** start of Task data **

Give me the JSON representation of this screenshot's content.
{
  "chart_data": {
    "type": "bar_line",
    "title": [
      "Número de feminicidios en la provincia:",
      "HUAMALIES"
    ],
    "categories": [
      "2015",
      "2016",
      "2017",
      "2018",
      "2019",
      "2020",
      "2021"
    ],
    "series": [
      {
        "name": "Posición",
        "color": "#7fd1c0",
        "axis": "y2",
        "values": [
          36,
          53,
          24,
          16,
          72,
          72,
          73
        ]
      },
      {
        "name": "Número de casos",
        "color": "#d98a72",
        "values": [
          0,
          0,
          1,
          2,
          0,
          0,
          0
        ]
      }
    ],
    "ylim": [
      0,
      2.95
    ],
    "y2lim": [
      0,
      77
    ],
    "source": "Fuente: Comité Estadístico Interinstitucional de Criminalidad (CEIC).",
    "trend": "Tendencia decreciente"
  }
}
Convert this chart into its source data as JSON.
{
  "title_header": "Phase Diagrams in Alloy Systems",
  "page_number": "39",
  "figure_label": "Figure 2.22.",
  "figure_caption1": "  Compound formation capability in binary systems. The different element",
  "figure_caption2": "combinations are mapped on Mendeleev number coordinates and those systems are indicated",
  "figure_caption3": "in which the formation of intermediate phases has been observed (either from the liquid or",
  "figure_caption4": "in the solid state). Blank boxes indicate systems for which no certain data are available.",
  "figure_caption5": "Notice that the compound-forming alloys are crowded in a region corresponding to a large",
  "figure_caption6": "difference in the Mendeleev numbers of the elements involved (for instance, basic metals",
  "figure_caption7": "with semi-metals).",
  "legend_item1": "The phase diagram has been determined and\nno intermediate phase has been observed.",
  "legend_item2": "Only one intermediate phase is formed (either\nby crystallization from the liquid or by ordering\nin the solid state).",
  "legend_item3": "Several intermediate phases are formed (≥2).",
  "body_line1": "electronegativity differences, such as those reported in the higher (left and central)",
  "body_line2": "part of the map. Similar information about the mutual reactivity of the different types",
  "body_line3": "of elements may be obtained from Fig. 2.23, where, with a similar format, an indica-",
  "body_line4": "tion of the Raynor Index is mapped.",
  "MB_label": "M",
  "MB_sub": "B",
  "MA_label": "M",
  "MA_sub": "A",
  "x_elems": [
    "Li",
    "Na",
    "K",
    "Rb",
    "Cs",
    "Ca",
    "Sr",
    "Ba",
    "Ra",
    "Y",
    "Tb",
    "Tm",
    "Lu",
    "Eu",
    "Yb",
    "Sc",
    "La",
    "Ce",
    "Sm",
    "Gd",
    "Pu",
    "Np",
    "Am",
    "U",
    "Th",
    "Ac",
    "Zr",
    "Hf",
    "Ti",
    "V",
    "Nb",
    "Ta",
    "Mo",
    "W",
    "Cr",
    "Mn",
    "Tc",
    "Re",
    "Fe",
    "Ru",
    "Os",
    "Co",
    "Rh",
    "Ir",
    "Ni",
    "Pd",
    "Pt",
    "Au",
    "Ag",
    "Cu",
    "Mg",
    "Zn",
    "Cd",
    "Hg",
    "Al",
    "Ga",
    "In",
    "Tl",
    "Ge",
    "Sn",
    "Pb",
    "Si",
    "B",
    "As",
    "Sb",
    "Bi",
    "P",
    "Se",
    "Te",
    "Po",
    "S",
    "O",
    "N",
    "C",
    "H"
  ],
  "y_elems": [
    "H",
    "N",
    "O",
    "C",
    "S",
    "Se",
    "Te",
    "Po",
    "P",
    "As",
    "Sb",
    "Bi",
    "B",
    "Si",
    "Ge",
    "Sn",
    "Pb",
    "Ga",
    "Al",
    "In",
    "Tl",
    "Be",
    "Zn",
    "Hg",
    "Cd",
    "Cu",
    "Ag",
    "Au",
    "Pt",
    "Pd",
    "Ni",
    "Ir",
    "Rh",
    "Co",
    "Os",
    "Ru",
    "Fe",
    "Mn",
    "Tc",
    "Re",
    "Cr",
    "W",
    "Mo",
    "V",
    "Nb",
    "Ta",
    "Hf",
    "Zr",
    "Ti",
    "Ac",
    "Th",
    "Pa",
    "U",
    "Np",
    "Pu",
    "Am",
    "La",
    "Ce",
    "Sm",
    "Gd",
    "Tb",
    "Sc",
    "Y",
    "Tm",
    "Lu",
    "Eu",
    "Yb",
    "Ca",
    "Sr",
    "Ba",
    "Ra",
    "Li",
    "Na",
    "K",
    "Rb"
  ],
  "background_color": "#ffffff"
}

** end of Task data **

▶ _What this task involves_: Give an exact repetition of all the material.

▶ _Finished exercise_:
Give me the JSON representation of this screenshot's content.
{
  "chart_data": {
    "type": "bar_line",
    "title": [
      "Número de feminicidios en la provincia:",
      "HUAMALIES"
    ],
    "categories": [
      "2015",
      "2016",
      "2017",
      "2018",
      "2019",
      "2020",
      "2021"
    ],
    "series": [
      {
        "name": "Posición",
        "color": "#7fd1c0",
        "axis": "y2",
        "values": [
          36,
          53,
          24,
          16,
          72,
          72,
          73
        ]
      },
      {
        "name": "Número de casos",
        "color": "#d98a72",
        "values": [
          0,
          0,
          1,
          2,
          0,
          0,
          0
        ]
      }
    ],
    "ylim": [
      0,
      2.95
    ],
    "y2lim": [
      0,
      77
    ],
    "source": "Fuente: Comité Estadístico Interinstitucional de Criminalidad (CEIC).",
    "trend": "Tendencia decreciente"
  }
}
Convert this chart into its source data as JSON.
{
  "title_header": "Phase Diagrams in Alloy Systems",
  "page_number": "39",
  "figure_label": "Figure 2.22.",
  "figure_caption1": "  Compound formation capability in binary systems. The different element",
  "figure_caption2": "combinations are mapped on Mendeleev number coordinates and those systems are indicated",
  "figure_caption3": "in which the formation of intermediate phases has been observed (either from the liquid or",
  "figure_caption4": "in the solid state). Blank boxes indicate systems for which no certain data are available.",
  "figure_caption5": "Notice that the compound-forming alloys are crowded in a region corresponding to a large",
  "figure_caption6": "difference in the Mendeleev numbers of the elements involved (for instance, basic metals",
  "figure_caption7": "with semi-metals).",
  "legend_item1": "The phase diagram has been determined and\nno intermediate phase has been observed.",
  "legend_item2": "Only one intermediate phase is formed (either\nby crystallization from the liquid or by ordering\nin the solid state).",
  "legend_item3": "Several intermediate phases are formed (≥2).",
  "body_line1": "electronegativity differences, such as those reported in the higher (left and central)",
  "body_line2": "part of the map. Similar information about the mutual reactivity of the different types",
  "body_line3": "of elements may be obtained from Fig. 2.23, where, with a similar format, an indica-",
  "body_line4": "tion of the Raynor Index is mapped.",
  "MB_label": "M",
  "MB_sub": "B",
  "MA_label": "M",
  "MA_sub": "A",
  "x_elems": [
    "Li",
    "Na",
    "K",
    "Rb",
    "Cs",
    "Ca",
    "Sr",
    "Ba",
    "Ra",
    "Y",
    "Tb",
    "Tm",
    "Lu",
    "Eu",
    "Yb",
    "Sc",
    "La",
    "Ce",
    "Sm",
    "Gd",
    "Pu",
    "Np",
    "Am",
    "U",
    "Th",
    "Ac",
    "Zr",
    "Hf",
    "Ti",
    "V",
    "Nb",
    "Ta",
    "Mo",
    "W",
    "Cr",
    "Mn",
    "Tc",
    "Re",
    "Fe",
    "Ru",
    "Os",
    "Co",
    "Rh",
    "Ir",
    "Ni",
    "Pd",
    "Pt",
    "Au",
    "Ag",
    "Cu",
    "Mg",
    "Zn",
    "Cd",
    "Hg",
    "Al",
    "Ga",
    "In",
    "Tl",
    "Ge",
    "Sn",
    "Pb",
    "Si",
    "B",
    "As",
    "Sb",
    "Bi",
    "P",
    "Se",
    "Te",
    "Po",
    "S",
    "O",
    "N",
    "C",
    "H"
  ],
  "y_elems": [
    "H",
    "N",
    "O",
    "C",
    "S",
    "Se",
    "Te",
    "Po",
    "P",
    "As",
    "Sb",
    "Bi",
    "B",
    "Si",
    "Ge",
    "Sn",
    "Pb",
    "Ga",
    "Al",
    "In",
    "Tl",
    "Be",
    "Zn",
    "Hg",
    "Cd",
    "Cu",
    "Ag",
    "Au",
    "Pt",
    "Pd",
    "Ni",
    "Ir",
    "Rh",
    "Co",
    "Os",
    "Ru",
    "Fe",
    "Mn",
    "Tc",
    "Re",
    "Cr",
    "W",
    "Mo",
    "V",
    "Nb",
    "Ta",
    "Hf",
    "Zr",
    "Ti",
    "Ac",
    "Th",
    "Pa",
    "U",
    "Np",
    "Pu",
    "Am",
    "La",
    "Ce",
    "Sm",
    "Gd",
    "Tb",
    "Sc",
    "Y",
    "Tm",
    "Lu",
    "Eu",
    "Yb",
    "Ca",
    "Sr",
    "Ba",
    "Ra",
    "Li",
    "Na",
    "K",
    "Rb"
  ],
  "background_color": "#ffffff"
}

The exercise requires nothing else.